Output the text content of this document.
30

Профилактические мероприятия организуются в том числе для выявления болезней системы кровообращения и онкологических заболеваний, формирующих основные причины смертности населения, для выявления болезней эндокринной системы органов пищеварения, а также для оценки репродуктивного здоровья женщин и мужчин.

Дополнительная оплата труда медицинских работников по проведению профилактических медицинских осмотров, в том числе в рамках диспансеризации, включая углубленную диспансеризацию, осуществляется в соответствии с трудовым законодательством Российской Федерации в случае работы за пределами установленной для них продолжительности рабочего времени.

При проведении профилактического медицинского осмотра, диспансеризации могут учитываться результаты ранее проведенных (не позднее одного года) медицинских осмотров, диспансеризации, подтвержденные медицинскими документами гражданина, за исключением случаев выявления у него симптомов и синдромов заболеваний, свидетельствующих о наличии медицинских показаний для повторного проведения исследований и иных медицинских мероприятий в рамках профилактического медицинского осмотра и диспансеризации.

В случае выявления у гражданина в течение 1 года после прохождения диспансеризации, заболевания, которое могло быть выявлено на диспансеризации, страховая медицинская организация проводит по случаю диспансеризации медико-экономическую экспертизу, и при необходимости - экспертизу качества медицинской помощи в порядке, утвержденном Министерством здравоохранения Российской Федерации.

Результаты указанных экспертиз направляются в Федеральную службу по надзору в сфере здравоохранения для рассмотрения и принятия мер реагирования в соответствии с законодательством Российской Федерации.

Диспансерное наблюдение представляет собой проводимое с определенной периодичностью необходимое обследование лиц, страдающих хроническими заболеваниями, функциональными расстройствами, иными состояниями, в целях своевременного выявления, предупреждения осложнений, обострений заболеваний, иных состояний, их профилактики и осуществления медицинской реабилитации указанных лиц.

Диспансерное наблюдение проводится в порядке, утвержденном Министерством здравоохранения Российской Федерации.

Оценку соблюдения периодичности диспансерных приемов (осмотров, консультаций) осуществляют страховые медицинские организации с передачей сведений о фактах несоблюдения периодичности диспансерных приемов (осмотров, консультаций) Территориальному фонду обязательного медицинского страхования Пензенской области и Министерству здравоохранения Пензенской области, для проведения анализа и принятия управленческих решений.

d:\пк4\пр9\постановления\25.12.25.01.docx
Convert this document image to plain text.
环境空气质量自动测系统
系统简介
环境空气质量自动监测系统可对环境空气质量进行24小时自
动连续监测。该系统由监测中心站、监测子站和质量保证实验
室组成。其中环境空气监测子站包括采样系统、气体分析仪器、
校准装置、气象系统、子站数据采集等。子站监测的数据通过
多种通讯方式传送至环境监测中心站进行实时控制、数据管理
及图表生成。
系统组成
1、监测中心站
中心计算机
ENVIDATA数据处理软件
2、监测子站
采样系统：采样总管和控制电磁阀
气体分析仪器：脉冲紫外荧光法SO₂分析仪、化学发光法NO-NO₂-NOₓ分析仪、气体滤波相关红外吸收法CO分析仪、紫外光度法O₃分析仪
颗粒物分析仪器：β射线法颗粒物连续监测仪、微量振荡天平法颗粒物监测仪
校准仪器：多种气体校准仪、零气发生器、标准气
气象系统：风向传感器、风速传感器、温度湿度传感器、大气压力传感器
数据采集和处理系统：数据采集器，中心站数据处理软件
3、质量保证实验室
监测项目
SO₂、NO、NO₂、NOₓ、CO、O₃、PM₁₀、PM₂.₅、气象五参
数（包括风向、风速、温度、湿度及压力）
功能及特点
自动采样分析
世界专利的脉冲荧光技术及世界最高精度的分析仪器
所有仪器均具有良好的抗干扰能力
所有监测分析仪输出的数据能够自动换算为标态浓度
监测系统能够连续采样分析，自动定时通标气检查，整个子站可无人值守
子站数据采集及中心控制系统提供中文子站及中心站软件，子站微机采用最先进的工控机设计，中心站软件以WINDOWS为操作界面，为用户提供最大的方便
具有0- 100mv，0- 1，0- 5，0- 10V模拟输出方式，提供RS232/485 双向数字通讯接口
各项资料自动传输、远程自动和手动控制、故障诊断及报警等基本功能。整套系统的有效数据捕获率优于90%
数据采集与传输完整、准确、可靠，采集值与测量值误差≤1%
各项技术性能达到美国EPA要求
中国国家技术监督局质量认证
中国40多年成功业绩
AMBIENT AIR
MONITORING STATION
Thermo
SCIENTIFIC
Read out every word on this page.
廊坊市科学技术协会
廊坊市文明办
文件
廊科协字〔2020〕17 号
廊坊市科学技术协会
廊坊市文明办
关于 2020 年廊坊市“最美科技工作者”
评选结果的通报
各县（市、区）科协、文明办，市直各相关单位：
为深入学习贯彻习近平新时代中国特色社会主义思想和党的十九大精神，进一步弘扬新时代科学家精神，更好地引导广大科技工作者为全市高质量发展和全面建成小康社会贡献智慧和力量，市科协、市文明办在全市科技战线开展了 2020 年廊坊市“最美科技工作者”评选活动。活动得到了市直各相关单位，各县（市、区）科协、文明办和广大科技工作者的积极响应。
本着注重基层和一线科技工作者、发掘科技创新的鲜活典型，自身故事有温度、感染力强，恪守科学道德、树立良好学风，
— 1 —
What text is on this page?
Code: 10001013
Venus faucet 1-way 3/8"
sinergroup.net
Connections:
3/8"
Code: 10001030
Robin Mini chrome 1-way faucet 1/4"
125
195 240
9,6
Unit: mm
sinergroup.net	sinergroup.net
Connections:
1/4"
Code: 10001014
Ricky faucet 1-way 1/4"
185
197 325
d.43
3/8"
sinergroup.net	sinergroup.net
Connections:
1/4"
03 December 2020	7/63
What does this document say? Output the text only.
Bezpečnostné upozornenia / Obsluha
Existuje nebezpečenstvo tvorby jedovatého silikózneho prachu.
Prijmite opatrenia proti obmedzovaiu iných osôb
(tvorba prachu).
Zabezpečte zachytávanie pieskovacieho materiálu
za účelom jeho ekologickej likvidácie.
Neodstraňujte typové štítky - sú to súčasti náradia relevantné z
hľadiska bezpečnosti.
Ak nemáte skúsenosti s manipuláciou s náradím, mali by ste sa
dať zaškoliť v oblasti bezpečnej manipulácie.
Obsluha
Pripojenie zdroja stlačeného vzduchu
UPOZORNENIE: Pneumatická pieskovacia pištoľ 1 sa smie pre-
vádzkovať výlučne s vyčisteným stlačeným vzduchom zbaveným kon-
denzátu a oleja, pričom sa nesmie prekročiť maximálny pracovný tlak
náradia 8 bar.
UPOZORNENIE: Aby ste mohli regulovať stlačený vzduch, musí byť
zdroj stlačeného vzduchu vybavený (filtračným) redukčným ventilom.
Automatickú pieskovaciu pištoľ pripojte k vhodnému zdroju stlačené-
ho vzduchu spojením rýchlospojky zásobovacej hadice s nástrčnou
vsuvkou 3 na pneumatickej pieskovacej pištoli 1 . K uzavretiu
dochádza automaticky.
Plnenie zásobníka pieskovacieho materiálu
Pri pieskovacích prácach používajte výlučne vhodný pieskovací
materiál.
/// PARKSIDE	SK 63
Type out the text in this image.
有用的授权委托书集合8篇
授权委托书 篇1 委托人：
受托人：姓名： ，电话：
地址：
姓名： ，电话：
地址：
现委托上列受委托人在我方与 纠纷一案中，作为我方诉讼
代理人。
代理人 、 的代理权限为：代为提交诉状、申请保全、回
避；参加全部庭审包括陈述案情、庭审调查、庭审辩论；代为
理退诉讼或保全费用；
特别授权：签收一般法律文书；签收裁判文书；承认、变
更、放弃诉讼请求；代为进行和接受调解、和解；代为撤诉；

- Directive:
Across all the entries, count the lines that contain the word "náradia" and give the number by itself.

- Task output:
2